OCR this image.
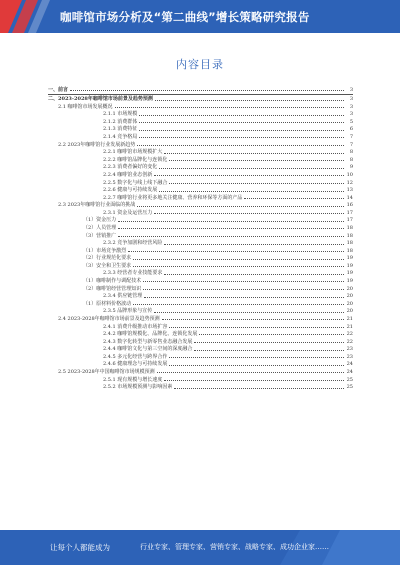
咖啡馆市场分析及“第二曲线”增长策略研究报告
内容目录
一、前言	3
二、2023-2028年咖啡馆市场前景及趋势预测	3
2.1 咖啡馆市场发展概况	3
2.1.1 市场规模	3
2.1.2 消费群体	5
2.1.3 消费特征	6
2.1.4 竞争格局	7
2.2 2023年咖啡馆行业发展新趋势	7
2.2.1 咖啡馆市场规模扩大	8
2.2.2 咖啡馆品牌化与连锁化	8
2.2.3 消费者偏好的变化	9
2.2.4 咖啡馆业态创新	10
2.2.5 数字化与线上线下融合	12
2.2.6 健康与可持续发展	13
2.2.7 咖啡馆行业将更多地关注健康、营养和环保等方面的产品	14
2.3 2023年咖啡馆行业面临的挑战	16
2.3.1 资金及运营压力	17
（1）资金压力	17
（2）人员管理	18
（3）营销推广	18
2.3.2 竞争加剧和经营风险	18
（1）市场竞争激烈	18
（2）行业规范化要求	19
（3）安全和卫生要求	19
2.3.3 经营者专业技能要求	19
（1）咖啡制作与调配技术	19
（2）咖啡馆经营管理知识	20
2.3.4 供应链管理	20
（1）原材料价格波动	20
2.3.5 品牌形象与宣传	20
2.4 2023-2028年咖啡馆市场前景及趋势预测	21
2.4.1 消费升级推动市场扩容	21
2.4.2 咖啡馆规模化、品牌化、连锁化发展	22
2.4.3 数字化转型与新零售业态融合发展	22
2.4.4 咖啡馆文化与第三空间的深度融合	23
2.4.5 多元化经营与跨界合作	23
2.4.6 健康理念与可持续发展	24
2.5 2023-2028年中国咖啡馆市场规模预测	24
2.5.1 现有规模与增长速度	25
2.5.2 市场规模预测与影响因素	25
让每个人都能成为	行业专家、管理专家、营销专家、战略专家、成功企业家……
───
WORK INSTRUCTIONS: All of the data above should be transcribed verbatim, with pictures omitted.

TASK RESPONSE:
OCR this image.
咖啡馆市场分析及“第二曲线”增长策略研究报告
内容目录
一、前言	3
二、2023-2028年咖啡馆市场前景及趋势预测	3
2.1 咖啡馆市场发展概况	3
2.1.1 市场规模	3
2.1.2 消费群体	5
2.1.3 消费特征	6
2.1.4 竞争格局	7
2.2 2023年咖啡馆行业发展新趋势	7
2.2.1 咖啡馆市场规模扩大	8
2.2.2 咖啡馆品牌化与连锁化	8
2.2.3 消费者偏好的变化	9
2.2.4 咖啡馆业态创新	10
2.2.5 数字化与线上线下融合	12
2.2.6 健康与可持续发展	13
2.2.7 咖啡馆行业将更多地关注健康、营养和环保等方面的产品	14
2.3 2023年咖啡馆行业面临的挑战	16
2.3.1 资金及运营压力	17
（1）资金压力	17
（2）人员管理	18
（3）营销推广	18
2.3.2 竞争加剧和经营风险	18
（1）市场竞争激烈	18
（2）行业规范化要求	19
（3）安全和卫生要求	19
2.3.3 经营者专业技能要求	19
（1）咖啡制作与调配技术	19
（2）咖啡馆经营管理知识	20
2.3.4 供应链管理	20
（1）原材料价格波动	20
2.3.5 品牌形象与宣传	20
2.4 2023-2028年咖啡馆市场前景及趋势预测	21
2.4.1 消费升级推动市场扩容	21
2.4.2 咖啡馆规模化、品牌化、连锁化发展	22
2.4.3 数字化转型与新零售业态融合发展	22
2.4.4 咖啡馆文化与第三空间的深度融合	23
2.4.5 多元化经营与跨界合作	23
2.4.6 健康理念与可持续发展	24
2.5 2023-2028年中国咖啡馆市场规模预测	24
2.5.1 现有规模与增长速度	25
2.5.2 市场规模预测与影响因素	25
让每个人都能成为	行业专家、管理专家、营销专家、战略专家、成功企业家……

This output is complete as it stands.